* _WHAT YOU HAVE TO DO_: Omit every picture and return the rest of the data unaltered.

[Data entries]
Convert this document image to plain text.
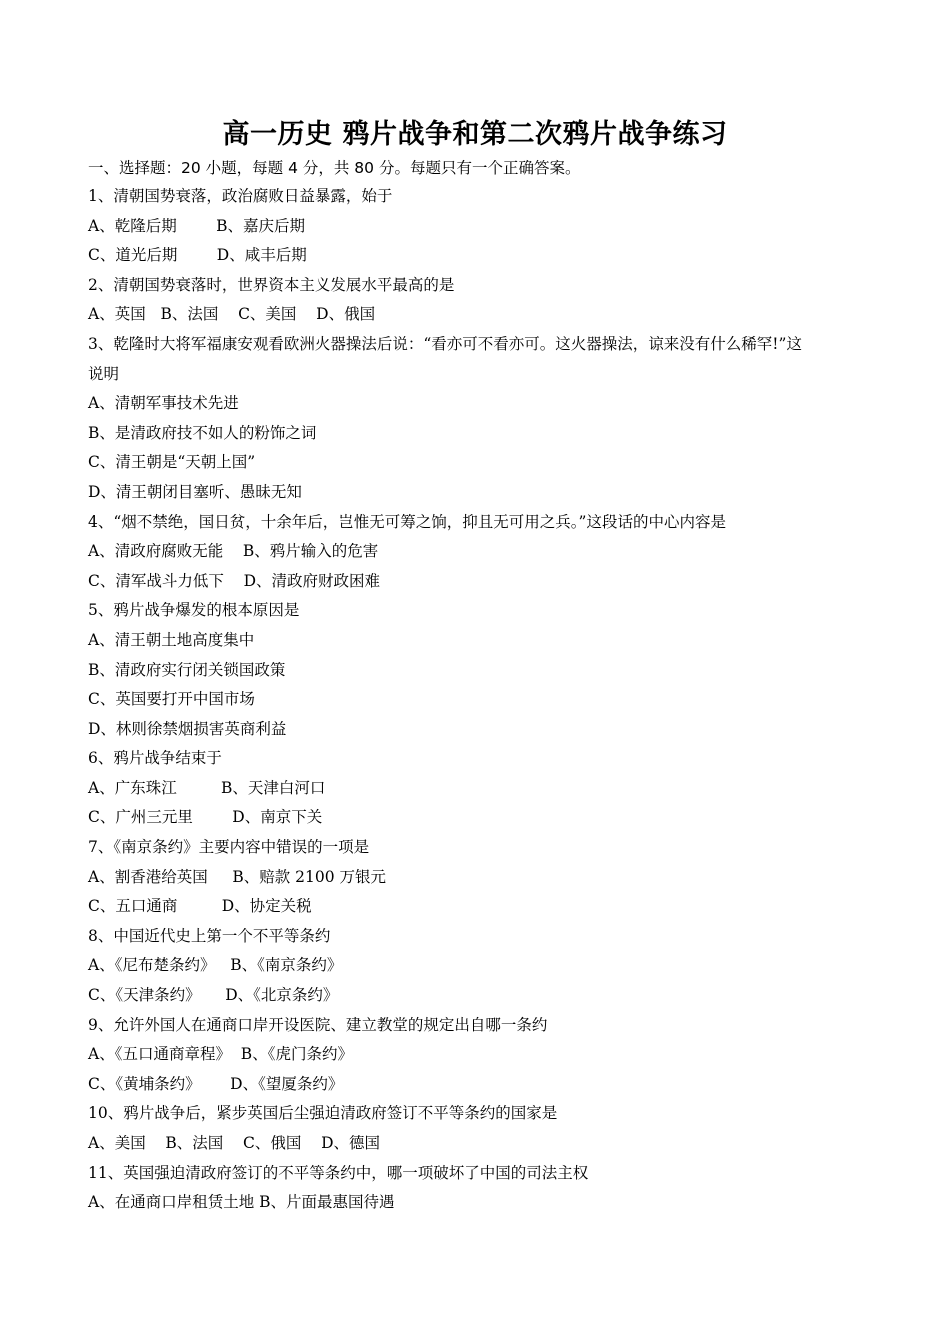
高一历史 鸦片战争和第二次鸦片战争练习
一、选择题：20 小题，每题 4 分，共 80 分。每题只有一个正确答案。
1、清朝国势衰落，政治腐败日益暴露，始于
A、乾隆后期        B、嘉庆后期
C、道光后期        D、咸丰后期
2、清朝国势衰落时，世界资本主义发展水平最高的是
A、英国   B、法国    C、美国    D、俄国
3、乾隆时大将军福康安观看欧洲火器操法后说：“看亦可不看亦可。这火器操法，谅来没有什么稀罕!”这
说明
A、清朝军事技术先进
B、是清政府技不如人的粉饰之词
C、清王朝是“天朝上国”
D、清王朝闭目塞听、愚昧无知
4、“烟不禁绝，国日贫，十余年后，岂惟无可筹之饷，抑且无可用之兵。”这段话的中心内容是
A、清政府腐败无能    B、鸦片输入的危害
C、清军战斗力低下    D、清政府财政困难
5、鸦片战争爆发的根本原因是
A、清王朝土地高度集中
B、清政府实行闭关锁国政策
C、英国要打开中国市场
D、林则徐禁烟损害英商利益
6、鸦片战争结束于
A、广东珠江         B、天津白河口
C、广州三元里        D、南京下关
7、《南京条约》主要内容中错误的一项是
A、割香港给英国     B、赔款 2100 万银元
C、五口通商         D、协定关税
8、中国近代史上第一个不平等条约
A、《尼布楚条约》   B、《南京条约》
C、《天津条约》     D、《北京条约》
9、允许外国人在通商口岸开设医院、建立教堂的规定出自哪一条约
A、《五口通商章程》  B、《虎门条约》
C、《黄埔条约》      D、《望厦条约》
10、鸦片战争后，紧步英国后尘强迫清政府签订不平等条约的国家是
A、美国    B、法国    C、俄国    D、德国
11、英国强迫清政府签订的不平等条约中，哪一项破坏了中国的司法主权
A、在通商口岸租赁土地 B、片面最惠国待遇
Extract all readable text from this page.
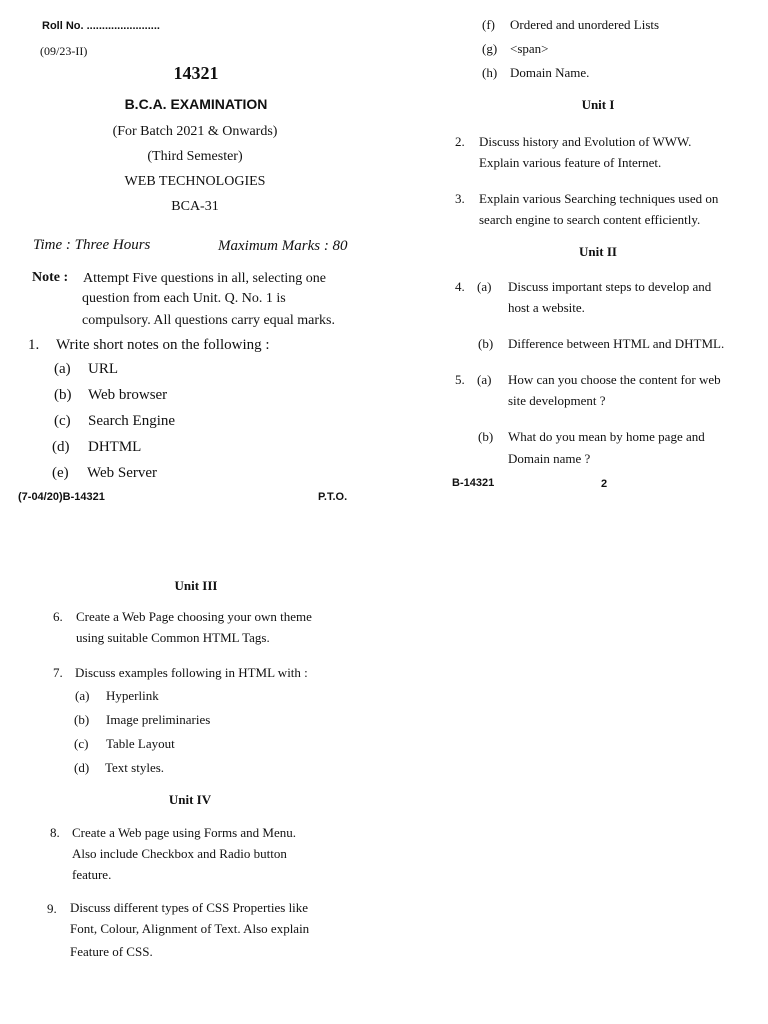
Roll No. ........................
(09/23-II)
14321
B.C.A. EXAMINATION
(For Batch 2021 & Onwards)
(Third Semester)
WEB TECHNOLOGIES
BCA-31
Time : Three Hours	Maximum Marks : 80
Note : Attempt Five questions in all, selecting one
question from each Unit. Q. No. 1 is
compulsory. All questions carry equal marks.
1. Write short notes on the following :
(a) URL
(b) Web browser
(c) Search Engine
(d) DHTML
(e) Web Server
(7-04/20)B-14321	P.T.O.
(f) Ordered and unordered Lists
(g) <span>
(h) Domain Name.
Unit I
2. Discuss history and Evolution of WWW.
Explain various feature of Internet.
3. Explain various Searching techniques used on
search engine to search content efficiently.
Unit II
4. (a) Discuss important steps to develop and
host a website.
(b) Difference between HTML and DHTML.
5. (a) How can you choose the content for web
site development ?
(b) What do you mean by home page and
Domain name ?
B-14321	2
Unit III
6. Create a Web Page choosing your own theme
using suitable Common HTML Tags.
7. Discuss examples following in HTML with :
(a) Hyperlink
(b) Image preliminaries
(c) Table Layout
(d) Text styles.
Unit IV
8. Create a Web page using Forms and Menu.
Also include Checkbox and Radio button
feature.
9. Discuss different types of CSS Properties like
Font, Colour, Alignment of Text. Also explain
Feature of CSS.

* _FINISHED TASK_:
Convert this document image to plain text.
高一历史 鸦片战争和第二次鸦片战争练习
一、选择题：20 小题，每题 4 分，共 80 分。每题只有一个正确答案。
1、清朝国势衰落，政治腐败日益暴露，始于
A、乾隆后期        B、嘉庆后期
C、道光后期        D、咸丰后期
2、清朝国势衰落时，世界资本主义发展水平最高的是
A、英国   B、法国    C、美国    D、俄国
3、乾隆时大将军福康安观看欧洲火器操法后说：“看亦可不看亦可。这火器操法，谅来没有什么稀罕!”这
说明
A、清朝军事技术先进
B、是清政府技不如人的粉饰之词
C、清王朝是“天朝上国”
D、清王朝闭目塞听、愚昧无知
4、“烟不禁绝，国日贫，十余年后，岂惟无可筹之饷，抑且无可用之兵。”这段话的中心内容是
A、清政府腐败无能    B、鸦片输入的危害
C、清军战斗力低下    D、清政府财政困难
5、鸦片战争爆发的根本原因是
A、清王朝土地高度集中
B、清政府实行闭关锁国政策
C、英国要打开中国市场
D、林则徐禁烟损害英商利益
6、鸦片战争结束于
A、广东珠江         B、天津白河口
C、广州三元里        D、南京下关
7、《南京条约》主要内容中错误的一项是
A、割香港给英国     B、赔款 2100 万银元
C、五口通商         D、协定关税
8、中国近代史上第一个不平等条约
A、《尼布楚条约》   B、《南京条约》
C、《天津条约》     D、《北京条约》
9、允许外国人在通商口岸开设医院、建立教堂的规定出自哪一条约
A、《五口通商章程》  B、《虎门条约》
C、《黄埔条约》      D、《望厦条约》
10、鸦片战争后，紧步英国后尘强迫清政府签订不平等条约的国家是
A、美国    B、法国    C、俄国    D、德国
11、英国强迫清政府签订的不平等条约中，哪一项破坏了中国的司法主权
A、在通商口岸租赁土地 B、片面最惠国待遇
Extract all readable text from this page.
Roll No. ........................
(09/23-II)
14321
B.C.A. EXAMINATION
(For Batch 2021 & Onwards)
(Third Semester)
WEB TECHNOLOGIES
BCA-31
Time : Three Hours	Maximum Marks : 80
Note : Attempt Five questions in all, selecting one
question from each Unit. Q. No. 1 is
compulsory. All questions carry equal marks.
1. Write short notes on the following :
(a) URL
(b) Web browser
(c) Search Engine
(d) DHTML
(e) Web Server
(7-04/20)B-14321	P.T.O.
(f) Ordered and unordered Lists
(g) <span>
(h) Domain Name.
Unit I
2. Discuss history and Evolution of WWW.
Explain various feature of Internet.
3. Explain various Searching techniques used on
search engine to search content efficiently.
Unit II
4. (a) Discuss important steps to develop and
host a website.
(b) Difference between HTML and DHTML.
5. (a) How can you choose the content for web
site development ?
(b) What do you mean by home page and
Domain name ?
B-14321	2
Unit III
6. Create a Web Page choosing your own theme
using suitable Common HTML Tags.
7. Discuss examples following in HTML with :
(a) Hyperlink
(b) Image preliminaries
(c) Table Layout
(d) Text styles.
Unit IV
8. Create a Web page using Forms and Menu.
Also include Checkbox and Radio button
feature.
9. Discuss different types of CSS Properties like
Font, Colour, Alignment of Text. Also explain
Feature of CSS.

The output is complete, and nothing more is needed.